Written request: The records underneath are to be repeated exactly, with the pictures left out.

Dataset excerpt:

★ ★ ★ ★ ★

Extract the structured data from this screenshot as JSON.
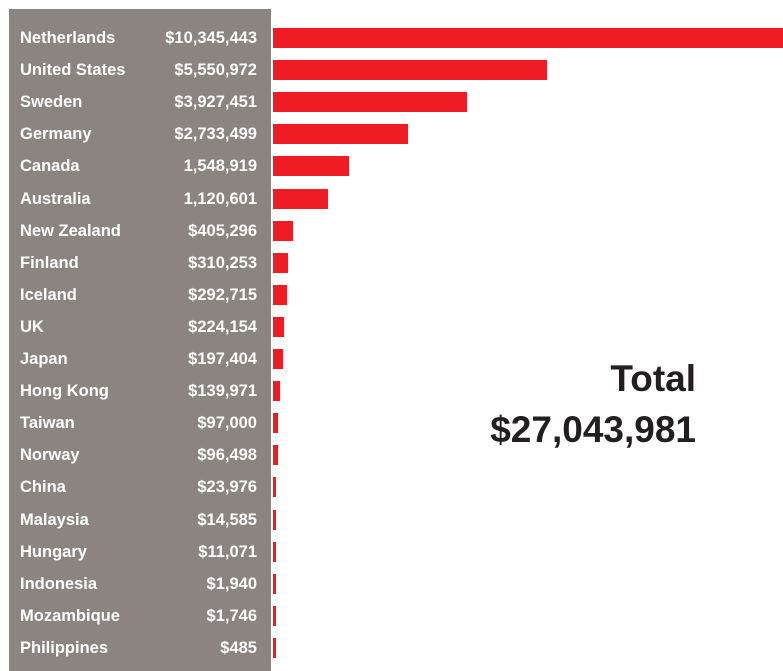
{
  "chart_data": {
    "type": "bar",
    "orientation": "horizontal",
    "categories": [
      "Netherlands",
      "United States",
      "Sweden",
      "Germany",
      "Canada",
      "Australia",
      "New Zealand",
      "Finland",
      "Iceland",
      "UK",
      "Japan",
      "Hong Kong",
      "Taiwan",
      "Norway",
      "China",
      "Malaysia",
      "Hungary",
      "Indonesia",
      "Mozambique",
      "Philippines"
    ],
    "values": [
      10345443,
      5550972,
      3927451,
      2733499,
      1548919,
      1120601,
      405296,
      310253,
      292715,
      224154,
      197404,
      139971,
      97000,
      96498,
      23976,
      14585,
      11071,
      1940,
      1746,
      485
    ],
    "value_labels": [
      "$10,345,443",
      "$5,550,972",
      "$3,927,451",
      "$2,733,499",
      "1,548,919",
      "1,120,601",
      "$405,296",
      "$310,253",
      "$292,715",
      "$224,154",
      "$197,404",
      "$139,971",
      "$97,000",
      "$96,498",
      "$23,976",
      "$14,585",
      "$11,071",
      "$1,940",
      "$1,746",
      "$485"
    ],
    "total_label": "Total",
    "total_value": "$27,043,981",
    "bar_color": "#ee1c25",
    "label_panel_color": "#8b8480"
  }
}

★ ★ ★ ★ ★

Reply:
Extract the structured data from this screenshot as JSON.
{
  "chart_data": {
    "type": "bar",
    "orientation": "horizontal",
    "categories": [
      "Netherlands",
      "United States",
      "Sweden",
      "Germany",
      "Canada",
      "Australia",
      "New Zealand",
      "Finland",
      "Iceland",
      "UK",
      "Japan",
      "Hong Kong",
      "Taiwan",
      "Norway",
      "China",
      "Malaysia",
      "Hungary",
      "Indonesia",
      "Mozambique",
      "Philippines"
    ],
    "values": [
      10345443,
      5550972,
      3927451,
      2733499,
      1548919,
      1120601,
      405296,
      310253,
      292715,
      224154,
      197404,
      139971,
      97000,
      96498,
      23976,
      14585,
      11071,
      1940,
      1746,
      485
    ],
    "value_labels": [
      "$10,345,443",
      "$5,550,972",
      "$3,927,451",
      "$2,733,499",
      "1,548,919",
      "1,120,601",
      "$405,296",
      "$310,253",
      "$292,715",
      "$224,154",
      "$197,404",
      "$139,971",
      "$97,000",
      "$96,498",
      "$23,976",
      "$14,585",
      "$11,071",
      "$1,940",
      "$1,746",
      "$485"
    ],
    "total_label": "Total",
    "total_value": "$27,043,981",
    "bar_color": "#ee1c25",
    "label_panel_color": "#8b8480"
  }
}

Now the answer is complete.